* Requirement
Do not copy the pictures; transcribe all other material exactly.

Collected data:
========
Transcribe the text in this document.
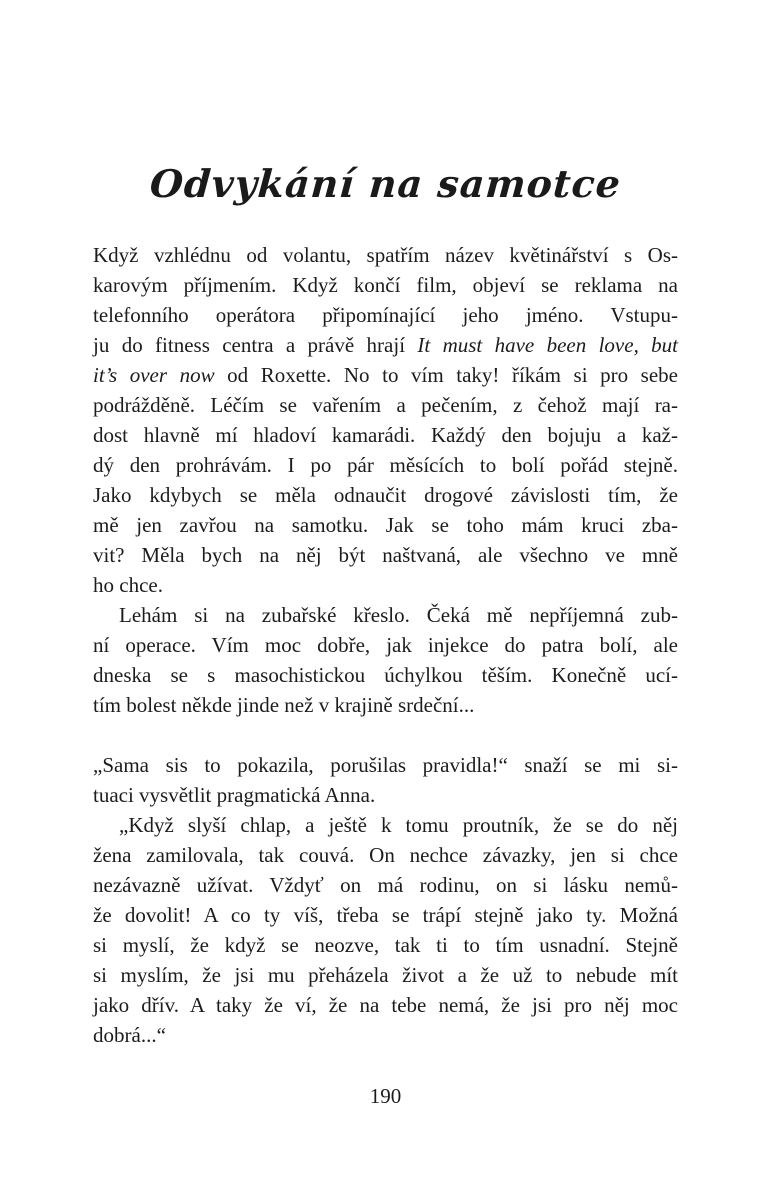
Odvykání na samotce
Když vzhlédnu od volantu, spatřím název květinářství s Os-
karovým příjmením. Když končí film, objeví se reklama na
telefonního operátora připomínající jeho jméno. Vstupu-
ju do fitness centra a právě hrají It must have been love, but
it’s over now od Roxette. No to vím taky! říkám si pro sebe
podrážděně. Léčím se vařením a pečením, z čehož mají ra-
dost hlavně mí hladoví kamarádi. Každý den bojuju a kaž-
dý den prohrávám. I po pár měsících to bolí pořád stejně.
Jako kdybych se měla odnaučit drogové závislosti tím, že
mě jen zavřou na samotku. Jak se toho mám kruci zba-
vit? Měla bych na něj být naštvaná, ale všechno ve mně
ho chce.
Lehám si na zubařské křeslo. Čeká mě nepříjemná zub-
ní operace. Vím moc dobře, jak injekce do patra bolí, ale
dneska se s masochistickou úchylkou těším. Konečně ucí-
tím bolest někde jinde než v krajině srdeční...
„Sama sis to pokazila, porušilas pravidla!“ snaží se mi si-
tuaci vysvětlit pragmatická Anna.
„Když slyší chlap, a ještě k tomu proutník, že se do něj
žena zamilovala, tak couvá. On nechce závazky, jen si chce
nezávazně užívat. Vždyť on má rodinu, on si lásku nemů-
že dovolit! A co ty víš, třeba se trápí stejně jako ty. Možná
si myslí, že když se neozve, tak ti to tím usnadní. Stejně
si myslím, že jsi mu přeházela život a že už to nebude mít
jako dřív. A taky že ví, že na tebe nemá, že jsi pro něj moc
dobrá...“
190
========
* Solution to this exercise
Transcribe the text in this document.
Odvykání na samotce
Když vzhlédnu od volantu, spatřím název květinářství s Os-
karovým příjmením. Když končí film, objeví se reklama na
telefonního operátora připomínající jeho jméno. Vstupu-
ju do fitness centra a právě hrají It must have been love, but
it’s over now od Roxette. No to vím taky! říkám si pro sebe
podrážděně. Léčím se vařením a pečením, z čehož mají ra-
dost hlavně mí hladoví kamarádi. Každý den bojuju a kaž-
dý den prohrávám. I po pár měsících to bolí pořád stejně.
Jako kdybych se měla odnaučit drogové závislosti tím, že
mě jen zavřou na samotku. Jak se toho mám kruci zba-
vit? Měla bych na něj být naštvaná, ale všechno ve mně
ho chce.
Lehám si na zubařské křeslo. Čeká mě nepříjemná zub-
ní operace. Vím moc dobře, jak injekce do patra bolí, ale
dneska se s masochistickou úchylkou těším. Konečně ucí-
tím bolest někde jinde než v krajině srdeční...
„Sama sis to pokazila, porušilas pravidla!“ snaží se mi si-
tuaci vysvětlit pragmatická Anna.
„Když slyší chlap, a ještě k tomu proutník, že se do něj
žena zamilovala, tak couvá. On nechce závazky, jen si chce
nezávazně užívat. Vždyť on má rodinu, on si lásku nemů-
že dovolit! A co ty víš, třeba se trápí stejně jako ty. Možná
si myslí, že když se neozve, tak ti to tím usnadní. Stejně
si myslím, že jsi mu přeházela život a že už to nebude mít
jako dřív. A taky že ví, že na tebe nemá, že jsi pro něj moc
dobrá...“
190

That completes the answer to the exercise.